### Material supplied
* * *

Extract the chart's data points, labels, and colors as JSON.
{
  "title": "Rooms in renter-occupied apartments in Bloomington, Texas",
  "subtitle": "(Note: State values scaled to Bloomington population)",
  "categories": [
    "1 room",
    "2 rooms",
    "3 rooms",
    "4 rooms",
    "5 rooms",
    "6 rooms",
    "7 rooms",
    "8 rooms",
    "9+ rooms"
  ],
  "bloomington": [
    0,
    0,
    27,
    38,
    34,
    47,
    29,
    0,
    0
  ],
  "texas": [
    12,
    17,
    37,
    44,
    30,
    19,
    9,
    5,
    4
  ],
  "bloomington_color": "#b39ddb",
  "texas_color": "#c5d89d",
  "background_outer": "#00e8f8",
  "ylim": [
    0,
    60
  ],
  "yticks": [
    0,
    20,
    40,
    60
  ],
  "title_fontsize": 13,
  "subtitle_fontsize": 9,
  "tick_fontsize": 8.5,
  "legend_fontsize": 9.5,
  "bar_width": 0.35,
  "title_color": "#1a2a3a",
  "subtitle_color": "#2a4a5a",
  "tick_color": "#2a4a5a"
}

* * *

Print out all the entries precisely as written.

### Answer to this problem
Extract the chart's data points, labels, and colors as JSON.
{
  "title": "Rooms in renter-occupied apartments in Bloomington, Texas",
  "subtitle": "(Note: State values scaled to Bloomington population)",
  "categories": [
    "1 room",
    "2 rooms",
    "3 rooms",
    "4 rooms",
    "5 rooms",
    "6 rooms",
    "7 rooms",
    "8 rooms",
    "9+ rooms"
  ],
  "bloomington": [
    0,
    0,
    27,
    38,
    34,
    47,
    29,
    0,
    0
  ],
  "texas": [
    12,
    17,
    37,
    44,
    30,
    19,
    9,
    5,
    4
  ],
  "bloomington_color": "#b39ddb",
  "texas_color": "#c5d89d",
  "background_outer": "#00e8f8",
  "ylim": [
    0,
    60
  ],
  "yticks": [
    0,
    20,
    40,
    60
  ],
  "title_fontsize": 13,
  "subtitle_fontsize": 9,
  "tick_fontsize": 8.5,
  "legend_fontsize": 9.5,
  "bar_width": 0.35,
  "title_color": "#1a2a3a",
  "subtitle_color": "#2a4a5a",
  "tick_color": "#2a4a5a"
}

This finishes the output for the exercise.